◆ Task details
Go through the data below and gather each line containing "MOOD".

◆ Data rows

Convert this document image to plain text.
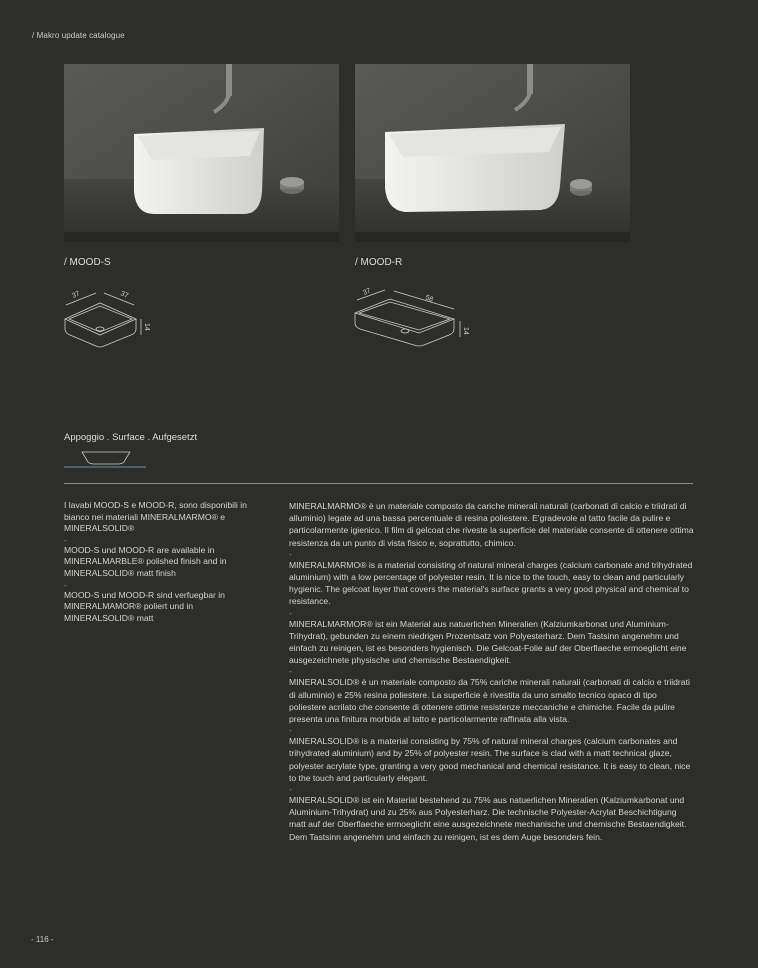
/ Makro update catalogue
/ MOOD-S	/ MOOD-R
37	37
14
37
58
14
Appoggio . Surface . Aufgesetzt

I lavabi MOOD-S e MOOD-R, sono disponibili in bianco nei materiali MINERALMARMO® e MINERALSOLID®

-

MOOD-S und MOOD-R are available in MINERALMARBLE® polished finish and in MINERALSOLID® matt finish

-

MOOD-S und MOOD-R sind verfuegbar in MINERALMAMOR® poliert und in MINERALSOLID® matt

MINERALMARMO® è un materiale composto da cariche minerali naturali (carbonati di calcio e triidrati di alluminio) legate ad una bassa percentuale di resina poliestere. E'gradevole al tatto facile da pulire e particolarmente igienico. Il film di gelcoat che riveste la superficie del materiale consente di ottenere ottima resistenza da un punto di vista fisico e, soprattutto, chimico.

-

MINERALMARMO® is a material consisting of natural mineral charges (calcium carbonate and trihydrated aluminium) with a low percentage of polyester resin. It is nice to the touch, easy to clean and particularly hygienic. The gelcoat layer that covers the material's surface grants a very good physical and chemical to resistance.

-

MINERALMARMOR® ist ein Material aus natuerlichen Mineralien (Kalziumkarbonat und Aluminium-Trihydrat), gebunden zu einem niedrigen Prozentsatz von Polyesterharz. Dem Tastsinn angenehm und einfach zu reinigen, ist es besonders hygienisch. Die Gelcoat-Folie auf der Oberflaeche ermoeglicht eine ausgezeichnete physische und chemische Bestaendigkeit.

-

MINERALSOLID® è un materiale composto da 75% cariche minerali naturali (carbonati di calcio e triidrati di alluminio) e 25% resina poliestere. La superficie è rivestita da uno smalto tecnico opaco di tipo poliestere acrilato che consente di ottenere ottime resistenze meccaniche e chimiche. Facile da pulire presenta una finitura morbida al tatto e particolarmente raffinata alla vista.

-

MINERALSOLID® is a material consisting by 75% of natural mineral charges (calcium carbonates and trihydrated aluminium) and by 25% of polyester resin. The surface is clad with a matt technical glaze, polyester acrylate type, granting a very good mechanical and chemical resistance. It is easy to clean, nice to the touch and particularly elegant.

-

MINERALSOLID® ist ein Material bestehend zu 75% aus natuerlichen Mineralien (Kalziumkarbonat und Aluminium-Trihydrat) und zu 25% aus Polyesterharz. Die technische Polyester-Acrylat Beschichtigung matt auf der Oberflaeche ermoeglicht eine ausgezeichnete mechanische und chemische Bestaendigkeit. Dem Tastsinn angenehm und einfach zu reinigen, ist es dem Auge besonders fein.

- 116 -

◆ Task response
/ MOOD-S	/ MOOD-R
I lavabi MOOD-S e MOOD-R, sono disponibili in bianco nei materiali MINERALMARMO® e MINERALSOLID®
MOOD-S und MOOD-R are available in MINERALMARBLE® polished finish and in MINERALSOLID® matt finish
MOOD-S und MOOD-R sind verfuegbar in MINERALMAMOR® poliert und in MINERALSOLID® matt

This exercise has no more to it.